[THE PROBLEM] List all lines in the material below that contain "structured".
#### DATA FOR THE TASK
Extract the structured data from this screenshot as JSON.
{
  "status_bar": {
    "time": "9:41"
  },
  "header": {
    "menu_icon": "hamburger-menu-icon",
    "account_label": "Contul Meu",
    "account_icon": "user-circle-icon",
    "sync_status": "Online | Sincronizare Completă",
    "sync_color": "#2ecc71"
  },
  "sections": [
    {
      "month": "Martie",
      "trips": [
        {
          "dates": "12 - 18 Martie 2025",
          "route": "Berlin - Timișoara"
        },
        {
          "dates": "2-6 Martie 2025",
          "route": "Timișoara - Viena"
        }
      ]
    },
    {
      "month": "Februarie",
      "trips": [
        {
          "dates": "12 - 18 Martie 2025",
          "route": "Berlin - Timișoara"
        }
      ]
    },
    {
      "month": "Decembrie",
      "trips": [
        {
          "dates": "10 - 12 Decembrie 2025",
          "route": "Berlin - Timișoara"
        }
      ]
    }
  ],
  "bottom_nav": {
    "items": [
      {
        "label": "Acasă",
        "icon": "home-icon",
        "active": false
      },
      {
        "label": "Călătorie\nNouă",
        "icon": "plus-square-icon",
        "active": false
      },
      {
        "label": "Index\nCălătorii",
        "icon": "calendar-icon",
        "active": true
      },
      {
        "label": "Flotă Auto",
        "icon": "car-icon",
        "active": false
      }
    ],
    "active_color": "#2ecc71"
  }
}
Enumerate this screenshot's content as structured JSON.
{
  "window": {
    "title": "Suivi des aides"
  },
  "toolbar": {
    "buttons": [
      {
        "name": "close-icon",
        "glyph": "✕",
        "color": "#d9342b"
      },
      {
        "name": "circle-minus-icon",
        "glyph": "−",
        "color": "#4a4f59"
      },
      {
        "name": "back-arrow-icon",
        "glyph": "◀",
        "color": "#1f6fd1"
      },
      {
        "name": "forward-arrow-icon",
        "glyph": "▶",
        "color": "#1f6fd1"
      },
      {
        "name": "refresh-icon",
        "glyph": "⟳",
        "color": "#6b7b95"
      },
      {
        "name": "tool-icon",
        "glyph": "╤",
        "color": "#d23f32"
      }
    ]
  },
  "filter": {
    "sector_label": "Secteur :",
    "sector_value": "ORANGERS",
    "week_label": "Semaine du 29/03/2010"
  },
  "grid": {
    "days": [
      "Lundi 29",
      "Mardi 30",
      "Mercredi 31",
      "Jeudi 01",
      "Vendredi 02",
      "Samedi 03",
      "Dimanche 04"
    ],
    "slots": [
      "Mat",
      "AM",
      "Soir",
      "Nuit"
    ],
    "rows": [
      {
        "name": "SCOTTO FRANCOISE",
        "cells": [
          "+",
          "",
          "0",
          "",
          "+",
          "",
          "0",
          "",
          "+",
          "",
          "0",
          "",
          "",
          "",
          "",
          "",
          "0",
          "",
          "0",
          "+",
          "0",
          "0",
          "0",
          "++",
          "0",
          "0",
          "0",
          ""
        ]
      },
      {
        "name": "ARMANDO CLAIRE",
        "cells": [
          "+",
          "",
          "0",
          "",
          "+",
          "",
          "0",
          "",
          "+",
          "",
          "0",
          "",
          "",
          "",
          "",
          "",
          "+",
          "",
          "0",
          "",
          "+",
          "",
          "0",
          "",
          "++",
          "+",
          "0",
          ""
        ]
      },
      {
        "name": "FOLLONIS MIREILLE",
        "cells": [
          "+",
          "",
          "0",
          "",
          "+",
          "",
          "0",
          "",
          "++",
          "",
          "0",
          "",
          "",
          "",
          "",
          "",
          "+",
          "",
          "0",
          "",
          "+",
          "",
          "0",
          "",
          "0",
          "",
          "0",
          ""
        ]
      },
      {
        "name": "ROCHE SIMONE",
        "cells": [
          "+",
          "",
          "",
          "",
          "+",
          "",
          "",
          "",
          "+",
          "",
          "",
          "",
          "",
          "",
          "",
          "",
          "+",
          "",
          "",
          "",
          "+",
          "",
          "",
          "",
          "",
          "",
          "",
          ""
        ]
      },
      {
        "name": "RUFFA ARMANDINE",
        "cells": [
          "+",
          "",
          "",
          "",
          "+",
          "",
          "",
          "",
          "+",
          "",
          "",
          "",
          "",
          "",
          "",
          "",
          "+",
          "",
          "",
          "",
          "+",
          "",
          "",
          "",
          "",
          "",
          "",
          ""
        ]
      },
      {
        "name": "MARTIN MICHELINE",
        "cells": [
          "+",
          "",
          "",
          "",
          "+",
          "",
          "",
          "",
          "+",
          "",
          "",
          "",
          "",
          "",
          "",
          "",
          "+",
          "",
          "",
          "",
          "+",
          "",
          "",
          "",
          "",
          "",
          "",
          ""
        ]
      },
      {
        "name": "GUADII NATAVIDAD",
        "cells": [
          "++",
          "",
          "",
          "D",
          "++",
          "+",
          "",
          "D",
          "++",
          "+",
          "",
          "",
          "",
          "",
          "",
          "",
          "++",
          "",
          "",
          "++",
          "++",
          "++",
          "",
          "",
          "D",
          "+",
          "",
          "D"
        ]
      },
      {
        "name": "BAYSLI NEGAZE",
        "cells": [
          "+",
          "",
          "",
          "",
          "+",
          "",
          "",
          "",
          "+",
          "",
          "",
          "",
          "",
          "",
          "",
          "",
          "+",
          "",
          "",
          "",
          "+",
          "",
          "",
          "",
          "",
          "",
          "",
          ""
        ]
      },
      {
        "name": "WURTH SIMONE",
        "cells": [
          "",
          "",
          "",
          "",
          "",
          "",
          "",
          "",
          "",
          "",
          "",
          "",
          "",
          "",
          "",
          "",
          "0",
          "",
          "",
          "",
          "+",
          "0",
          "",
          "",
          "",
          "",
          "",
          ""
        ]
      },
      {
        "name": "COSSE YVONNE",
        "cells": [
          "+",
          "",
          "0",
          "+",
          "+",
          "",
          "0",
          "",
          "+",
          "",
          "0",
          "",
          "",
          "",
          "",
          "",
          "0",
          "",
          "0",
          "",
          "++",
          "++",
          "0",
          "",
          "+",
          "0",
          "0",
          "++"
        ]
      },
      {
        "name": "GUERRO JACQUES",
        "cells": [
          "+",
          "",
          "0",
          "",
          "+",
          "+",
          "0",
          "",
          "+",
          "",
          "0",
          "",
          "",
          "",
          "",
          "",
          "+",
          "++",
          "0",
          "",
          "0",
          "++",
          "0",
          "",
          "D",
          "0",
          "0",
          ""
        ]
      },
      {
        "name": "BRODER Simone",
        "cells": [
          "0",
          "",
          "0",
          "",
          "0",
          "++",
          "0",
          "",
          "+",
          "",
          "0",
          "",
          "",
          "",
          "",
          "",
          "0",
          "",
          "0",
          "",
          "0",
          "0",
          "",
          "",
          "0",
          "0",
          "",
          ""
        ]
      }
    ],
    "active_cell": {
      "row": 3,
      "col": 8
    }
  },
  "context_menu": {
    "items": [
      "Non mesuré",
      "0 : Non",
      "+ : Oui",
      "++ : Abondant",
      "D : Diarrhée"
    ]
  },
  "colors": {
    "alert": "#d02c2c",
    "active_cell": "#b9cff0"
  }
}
########
[FINAL RESULT]
Extract the structured data from this screenshot as JSON.
Enumerate this screenshot's content as structured JSON.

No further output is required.